WHAT YOU HAVE TO DO:
Output the entries underneath exactly as they are.

┄┄┄┄┄┄┄┄┄┄┄┄┄┄┄┄┄┄┄┄

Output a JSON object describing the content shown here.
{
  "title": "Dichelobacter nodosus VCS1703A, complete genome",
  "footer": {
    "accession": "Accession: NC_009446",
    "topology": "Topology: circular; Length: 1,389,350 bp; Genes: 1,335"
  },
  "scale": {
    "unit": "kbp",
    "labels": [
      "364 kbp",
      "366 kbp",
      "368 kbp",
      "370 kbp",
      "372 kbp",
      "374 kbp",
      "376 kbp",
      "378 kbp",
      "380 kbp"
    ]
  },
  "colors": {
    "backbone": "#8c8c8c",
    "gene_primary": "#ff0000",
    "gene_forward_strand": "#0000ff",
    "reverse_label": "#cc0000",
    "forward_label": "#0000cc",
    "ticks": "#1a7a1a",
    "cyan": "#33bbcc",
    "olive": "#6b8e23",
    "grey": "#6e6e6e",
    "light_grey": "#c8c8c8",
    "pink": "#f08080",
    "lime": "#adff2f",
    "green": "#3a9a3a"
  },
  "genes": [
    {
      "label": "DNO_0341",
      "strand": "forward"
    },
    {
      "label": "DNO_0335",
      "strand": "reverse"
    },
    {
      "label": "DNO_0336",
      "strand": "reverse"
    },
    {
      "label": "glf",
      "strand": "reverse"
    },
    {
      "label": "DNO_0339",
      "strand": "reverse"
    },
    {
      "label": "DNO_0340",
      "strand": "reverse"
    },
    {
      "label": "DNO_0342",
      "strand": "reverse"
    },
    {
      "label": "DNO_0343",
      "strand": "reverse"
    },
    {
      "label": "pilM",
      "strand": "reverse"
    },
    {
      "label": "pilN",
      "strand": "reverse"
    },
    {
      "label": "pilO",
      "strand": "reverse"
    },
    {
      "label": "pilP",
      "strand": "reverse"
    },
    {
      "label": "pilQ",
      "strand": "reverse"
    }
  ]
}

┄┄┄┄┄┄┄┄┄┄┄┄┄┄┄┄┄┄┄┄

YOUR RESPONSE:
Output a JSON object describing the content shown here.
{
  "title": "Dichelobacter nodosus VCS1703A, complete genome",
  "footer": {
    "accession": "Accession: NC_009446",
    "topology": "Topology: circular; Length: 1,389,350 bp; Genes: 1,335"
  },
  "scale": {
    "unit": "kbp",
    "labels": [
      "364 kbp",
      "366 kbp",
      "368 kbp",
      "370 kbp",
      "372 kbp",
      "374 kbp",
      "376 kbp",
      "378 kbp",
      "380 kbp"
    ]
  },
  "colors": {
    "backbone": "#8c8c8c",
    "gene_primary": "#ff0000",
    "gene_forward_strand": "#0000ff",
    "reverse_label": "#cc0000",
    "forward_label": "#0000cc",
    "ticks": "#1a7a1a",
    "cyan": "#33bbcc",
    "olive": "#6b8e23",
    "grey": "#6e6e6e",
    "light_grey": "#c8c8c8",
    "pink": "#f08080",
    "lime": "#adff2f",
    "green": "#3a9a3a"
  },
  "genes": [
    {
      "label": "DNO_0341",
      "strand": "forward"
    },
    {
      "label": "DNO_0335",
      "strand": "reverse"
    },
    {
      "label": "DNO_0336",
      "strand": "reverse"
    },
    {
      "label": "glf",
      "strand": "reverse"
    },
    {
      "label": "DNO_0339",
      "strand": "reverse"
    },
    {
      "label": "DNO_0340",
      "strand": "reverse"
    },
    {
      "label": "DNO_0342",
      "strand": "reverse"
    },
    {
      "label": "DNO_0343",
      "strand": "reverse"
    },
    {
      "label": "pilM",
      "strand": "reverse"
    },
    {
      "label": "pilN",
      "strand": "reverse"
    },
    {
      "label": "pilO",
      "strand": "reverse"
    },
    {
      "label": "pilP",
      "strand": "reverse"
    },
    {
      "label": "pilQ",
      "strand": "reverse"
    }
  ]
}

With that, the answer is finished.